◆ Exercise objective ◆
Using the data below, copy each line that includes the word "password".

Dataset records
○ ○ ○ ○
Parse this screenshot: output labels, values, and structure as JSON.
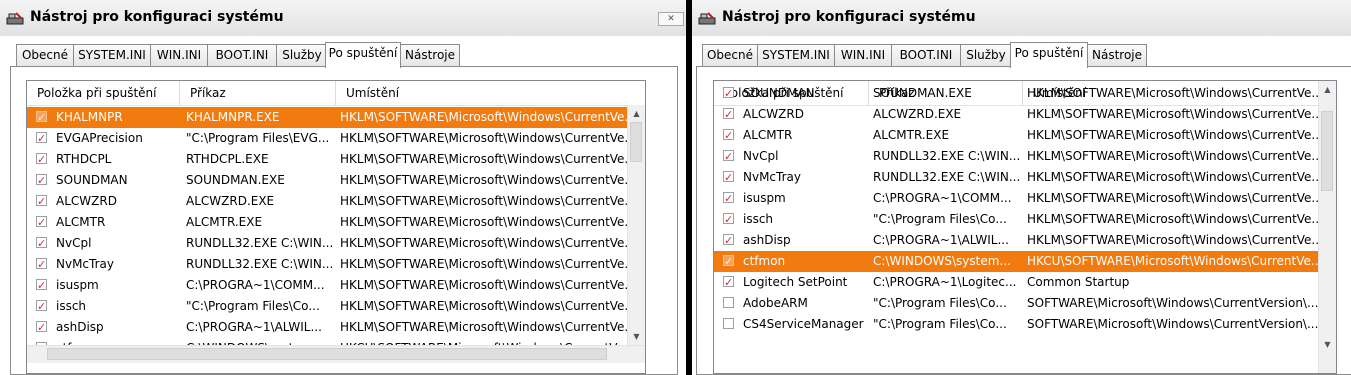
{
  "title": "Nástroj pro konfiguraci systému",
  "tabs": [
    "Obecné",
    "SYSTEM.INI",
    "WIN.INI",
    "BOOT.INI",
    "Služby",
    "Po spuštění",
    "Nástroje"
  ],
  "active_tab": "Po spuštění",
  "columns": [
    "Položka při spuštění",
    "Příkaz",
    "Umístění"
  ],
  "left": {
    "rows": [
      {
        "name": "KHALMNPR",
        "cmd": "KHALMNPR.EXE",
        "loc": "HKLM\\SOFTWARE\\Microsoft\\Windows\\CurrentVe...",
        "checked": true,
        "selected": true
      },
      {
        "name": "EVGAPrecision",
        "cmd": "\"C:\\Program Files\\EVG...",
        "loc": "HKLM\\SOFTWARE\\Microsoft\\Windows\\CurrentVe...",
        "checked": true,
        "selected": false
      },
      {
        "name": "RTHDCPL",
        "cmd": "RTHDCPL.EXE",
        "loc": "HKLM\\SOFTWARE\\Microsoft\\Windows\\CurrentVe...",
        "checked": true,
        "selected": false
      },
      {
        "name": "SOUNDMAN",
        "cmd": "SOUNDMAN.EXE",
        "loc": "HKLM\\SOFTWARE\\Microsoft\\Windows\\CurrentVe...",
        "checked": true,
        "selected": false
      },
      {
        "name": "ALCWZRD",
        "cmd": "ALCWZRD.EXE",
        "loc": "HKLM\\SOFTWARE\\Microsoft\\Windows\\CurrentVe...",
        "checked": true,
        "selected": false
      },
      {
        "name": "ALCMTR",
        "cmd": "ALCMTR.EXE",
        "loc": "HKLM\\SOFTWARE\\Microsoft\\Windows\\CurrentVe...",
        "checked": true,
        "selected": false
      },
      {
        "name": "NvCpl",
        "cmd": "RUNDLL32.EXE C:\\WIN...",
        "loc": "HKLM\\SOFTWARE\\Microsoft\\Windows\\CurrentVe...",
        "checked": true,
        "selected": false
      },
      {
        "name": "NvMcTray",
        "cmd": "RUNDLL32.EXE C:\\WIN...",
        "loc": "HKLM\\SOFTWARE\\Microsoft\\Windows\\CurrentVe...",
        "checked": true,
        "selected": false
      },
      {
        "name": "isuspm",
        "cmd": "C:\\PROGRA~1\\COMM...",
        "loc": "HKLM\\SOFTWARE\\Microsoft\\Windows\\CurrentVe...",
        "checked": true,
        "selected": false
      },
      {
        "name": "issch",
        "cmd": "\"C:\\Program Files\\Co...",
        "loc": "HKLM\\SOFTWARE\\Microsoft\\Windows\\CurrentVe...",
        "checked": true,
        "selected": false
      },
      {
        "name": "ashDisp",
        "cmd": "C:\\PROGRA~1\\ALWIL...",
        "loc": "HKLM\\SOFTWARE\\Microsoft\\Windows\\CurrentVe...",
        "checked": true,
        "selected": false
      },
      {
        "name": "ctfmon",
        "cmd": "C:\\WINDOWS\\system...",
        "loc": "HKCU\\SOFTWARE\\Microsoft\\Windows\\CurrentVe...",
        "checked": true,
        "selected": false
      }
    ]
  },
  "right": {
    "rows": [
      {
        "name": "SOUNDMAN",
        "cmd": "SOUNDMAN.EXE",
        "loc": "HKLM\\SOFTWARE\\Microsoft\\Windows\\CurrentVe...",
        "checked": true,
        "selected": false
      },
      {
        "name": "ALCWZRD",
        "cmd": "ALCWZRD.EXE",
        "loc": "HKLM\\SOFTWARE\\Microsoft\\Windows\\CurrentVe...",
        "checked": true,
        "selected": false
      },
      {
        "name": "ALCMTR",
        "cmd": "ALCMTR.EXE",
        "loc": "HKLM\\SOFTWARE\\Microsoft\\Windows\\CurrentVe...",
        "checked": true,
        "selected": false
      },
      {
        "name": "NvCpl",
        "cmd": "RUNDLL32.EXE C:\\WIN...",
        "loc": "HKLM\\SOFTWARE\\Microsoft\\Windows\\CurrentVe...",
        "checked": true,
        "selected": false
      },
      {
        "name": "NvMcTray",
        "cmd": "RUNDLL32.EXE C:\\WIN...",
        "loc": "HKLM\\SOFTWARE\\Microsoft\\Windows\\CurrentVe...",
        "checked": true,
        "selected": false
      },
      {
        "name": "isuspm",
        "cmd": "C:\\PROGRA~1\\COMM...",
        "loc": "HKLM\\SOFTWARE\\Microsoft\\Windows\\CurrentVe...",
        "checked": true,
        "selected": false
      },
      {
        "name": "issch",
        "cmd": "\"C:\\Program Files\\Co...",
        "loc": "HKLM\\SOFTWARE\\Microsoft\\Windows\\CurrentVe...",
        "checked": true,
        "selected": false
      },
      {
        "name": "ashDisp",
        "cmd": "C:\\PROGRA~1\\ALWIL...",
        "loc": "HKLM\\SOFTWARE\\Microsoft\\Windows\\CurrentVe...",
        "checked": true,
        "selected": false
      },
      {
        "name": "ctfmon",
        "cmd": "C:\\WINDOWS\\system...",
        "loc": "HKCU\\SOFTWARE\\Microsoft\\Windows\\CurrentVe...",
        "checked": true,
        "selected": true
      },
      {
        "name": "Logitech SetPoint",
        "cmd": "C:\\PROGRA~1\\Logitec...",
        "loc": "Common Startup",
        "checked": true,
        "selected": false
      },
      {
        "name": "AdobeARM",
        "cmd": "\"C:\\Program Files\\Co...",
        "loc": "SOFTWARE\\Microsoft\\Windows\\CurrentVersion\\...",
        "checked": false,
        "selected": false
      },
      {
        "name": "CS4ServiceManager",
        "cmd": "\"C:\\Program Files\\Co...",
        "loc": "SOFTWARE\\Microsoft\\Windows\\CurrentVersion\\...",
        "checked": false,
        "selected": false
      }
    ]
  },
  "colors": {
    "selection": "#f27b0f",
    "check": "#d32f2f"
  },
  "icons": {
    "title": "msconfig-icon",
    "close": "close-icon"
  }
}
○ ○ ○ ○
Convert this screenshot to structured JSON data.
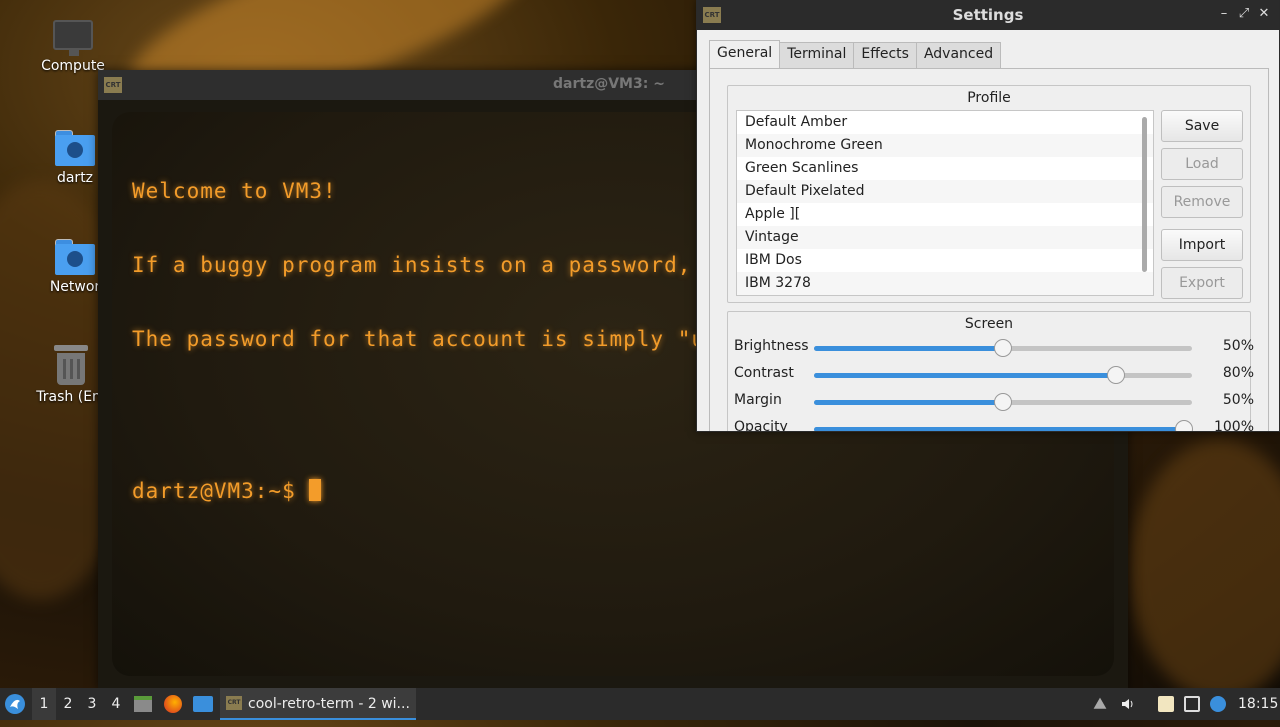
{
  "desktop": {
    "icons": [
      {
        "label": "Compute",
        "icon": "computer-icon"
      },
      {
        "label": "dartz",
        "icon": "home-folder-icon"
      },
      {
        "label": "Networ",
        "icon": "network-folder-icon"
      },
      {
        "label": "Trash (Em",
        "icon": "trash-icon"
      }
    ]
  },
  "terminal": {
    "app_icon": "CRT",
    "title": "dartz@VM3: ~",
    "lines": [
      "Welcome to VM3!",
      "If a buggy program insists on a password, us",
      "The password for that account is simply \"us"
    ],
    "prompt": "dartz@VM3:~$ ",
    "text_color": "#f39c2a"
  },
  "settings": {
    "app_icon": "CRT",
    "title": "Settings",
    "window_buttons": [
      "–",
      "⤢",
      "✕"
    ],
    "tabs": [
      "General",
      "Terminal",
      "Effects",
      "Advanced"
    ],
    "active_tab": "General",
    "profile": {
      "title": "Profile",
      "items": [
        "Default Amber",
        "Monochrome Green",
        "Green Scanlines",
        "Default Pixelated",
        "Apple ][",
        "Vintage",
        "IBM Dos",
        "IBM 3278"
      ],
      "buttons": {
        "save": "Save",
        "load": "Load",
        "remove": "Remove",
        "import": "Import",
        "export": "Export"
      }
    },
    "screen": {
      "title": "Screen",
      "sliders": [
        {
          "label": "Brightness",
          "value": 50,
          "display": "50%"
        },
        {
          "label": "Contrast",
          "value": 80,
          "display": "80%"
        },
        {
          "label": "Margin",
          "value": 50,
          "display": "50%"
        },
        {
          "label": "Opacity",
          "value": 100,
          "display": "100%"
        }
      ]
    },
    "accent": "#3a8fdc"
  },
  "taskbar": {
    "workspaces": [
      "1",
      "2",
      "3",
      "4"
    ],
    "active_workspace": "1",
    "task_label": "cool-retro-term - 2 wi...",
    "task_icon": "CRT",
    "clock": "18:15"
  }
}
○ ○ ○ ○
◆ Task output ◆
      "If a buggy program insists on a password, us",
      "The password for that account is simply \"us"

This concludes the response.